> Given task
Write out the entries below once more, exactly.

> Data shown
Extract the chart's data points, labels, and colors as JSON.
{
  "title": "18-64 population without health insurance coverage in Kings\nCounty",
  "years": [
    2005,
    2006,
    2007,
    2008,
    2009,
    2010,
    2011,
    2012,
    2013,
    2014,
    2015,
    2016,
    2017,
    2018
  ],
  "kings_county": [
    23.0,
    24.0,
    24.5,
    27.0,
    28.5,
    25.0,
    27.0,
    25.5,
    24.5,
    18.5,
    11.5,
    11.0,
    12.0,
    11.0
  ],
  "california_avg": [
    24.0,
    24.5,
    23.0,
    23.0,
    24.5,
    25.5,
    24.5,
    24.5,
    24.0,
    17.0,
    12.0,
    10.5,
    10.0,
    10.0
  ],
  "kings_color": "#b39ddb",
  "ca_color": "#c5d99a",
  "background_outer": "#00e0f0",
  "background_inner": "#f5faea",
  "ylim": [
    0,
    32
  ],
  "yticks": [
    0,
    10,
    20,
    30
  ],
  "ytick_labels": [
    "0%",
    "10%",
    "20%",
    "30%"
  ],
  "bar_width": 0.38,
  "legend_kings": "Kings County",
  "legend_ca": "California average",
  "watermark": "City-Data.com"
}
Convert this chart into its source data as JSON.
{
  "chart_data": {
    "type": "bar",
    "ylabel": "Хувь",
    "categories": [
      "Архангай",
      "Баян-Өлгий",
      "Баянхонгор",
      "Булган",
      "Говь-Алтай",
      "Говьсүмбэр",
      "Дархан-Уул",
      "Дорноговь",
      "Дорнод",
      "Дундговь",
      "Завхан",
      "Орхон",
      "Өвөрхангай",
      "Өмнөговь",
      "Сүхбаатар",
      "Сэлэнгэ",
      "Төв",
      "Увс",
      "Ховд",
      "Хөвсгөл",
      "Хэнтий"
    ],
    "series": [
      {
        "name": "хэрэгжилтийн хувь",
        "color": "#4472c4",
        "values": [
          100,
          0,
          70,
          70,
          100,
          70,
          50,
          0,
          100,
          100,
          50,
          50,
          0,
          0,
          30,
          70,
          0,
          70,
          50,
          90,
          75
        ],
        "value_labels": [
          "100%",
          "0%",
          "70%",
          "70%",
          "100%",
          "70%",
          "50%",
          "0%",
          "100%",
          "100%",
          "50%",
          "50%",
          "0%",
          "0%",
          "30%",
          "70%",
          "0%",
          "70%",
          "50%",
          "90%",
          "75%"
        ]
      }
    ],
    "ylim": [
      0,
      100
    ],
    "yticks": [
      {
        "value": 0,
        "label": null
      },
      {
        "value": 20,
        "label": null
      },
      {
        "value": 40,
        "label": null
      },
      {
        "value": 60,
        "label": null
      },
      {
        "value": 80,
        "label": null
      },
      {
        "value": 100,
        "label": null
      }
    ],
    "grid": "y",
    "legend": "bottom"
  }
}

> Output below
Extract the chart's data points, labels, and colors as JSON.
{
  "title": "18-64 population without health insurance coverage in Kings\nCounty",
  "years": [
    2005,
    2006,
    2007,
    2008,
    2009,
    2010,
    2011,
    2012,
    2013,
    2014,
    2015,
    2016,
    2017,
    2018
  ],
  "kings_county": [
    23.0,
    24.0,
    24.5,
    27.0,
    28.5,
    25.0,
    27.0,
    25.5,
    24.5,
    18.5,
    11.5,
    11.0,
    12.0,
    11.0
  ],
  "california_avg": [
    24.0,
    24.5,
    23.0,
    23.0,
    24.5,
    25.5,
    24.5,
    24.5,
    24.0,
    17.0,
    12.0,
    10.5,
    10.0,
    10.0
  ],
  "kings_color": "#b39ddb",
  "ca_color": "#c5d99a",
  "background_outer": "#00e0f0",
  "background_inner": "#f5faea",
  "ylim": [
    0,
    32
  ],
  "yticks": [
    0,
    10,
    20,
    30
  ],
  "ytick_labels": [
    "0%",
    "10%",
    "20%",
    "30%"
  ],
  "bar_width": 0.38,
  "legend_kings": "Kings County",
  "legend_ca": "California average",
  "watermark": "City-Data.com"
}
Convert this chart into its source data as JSON.
{
  "chart_data": {
    "type": "bar",
    "ylabel": "Хувь",
    "categories": [
      "Архангай",
      "Баян-Өлгий",
      "Баянхонгор",
      "Булган",
      "Говь-Алтай",
      "Говьсүмбэр",
      "Дархан-Уул",
      "Дорноговь",
      "Дорнод",
      "Дундговь",
      "Завхан",
      "Орхон",
      "Өвөрхангай",
      "Өмнөговь",
      "Сүхбаатар",
      "Сэлэнгэ",
      "Төв",
      "Увс",
      "Ховд",
      "Хөвсгөл",
      "Хэнтий"
    ],
    "series": [
      {
        "name": "хэрэгжилтийн хувь",
        "color": "#4472c4",
        "values": [
          100,
          0,
          70,
          70,
          100,
          70,
          50,
          0,
          100,
          100,
          50,
          50,
          0,
          0,
          30,
          70,
          0,
          70,
          50,
          90,
          75
        ],
        "value_labels": [
          "100%",
          "0%",
          "70%",
          "70%",
          "100%",
          "70%",
          "50%",
          "0%",
          "100%",
          "100%",
          "50%",
          "50%",
          "0%",
          "0%",
          "30%",
          "70%",
          "0%",
          "70%",
          "50%",
          "90%",
          "75%"
        ]
      }
    ],
    "ylim": [
      0,
      100
    ],
    "yticks": [
      {
        "value": 0,
        "label": null
      },
      {
        "value": 20,
        "label": null
      },
      {
        "value": 40,
        "label": null
      },
      {
        "value": 60,
        "label": null
      },
      {
        "value": 80,
        "label": null
      },
      {
        "value": 100,
        "label": null
      }
    ],
    "grid": "y",
    "legend": "bottom"
  }
}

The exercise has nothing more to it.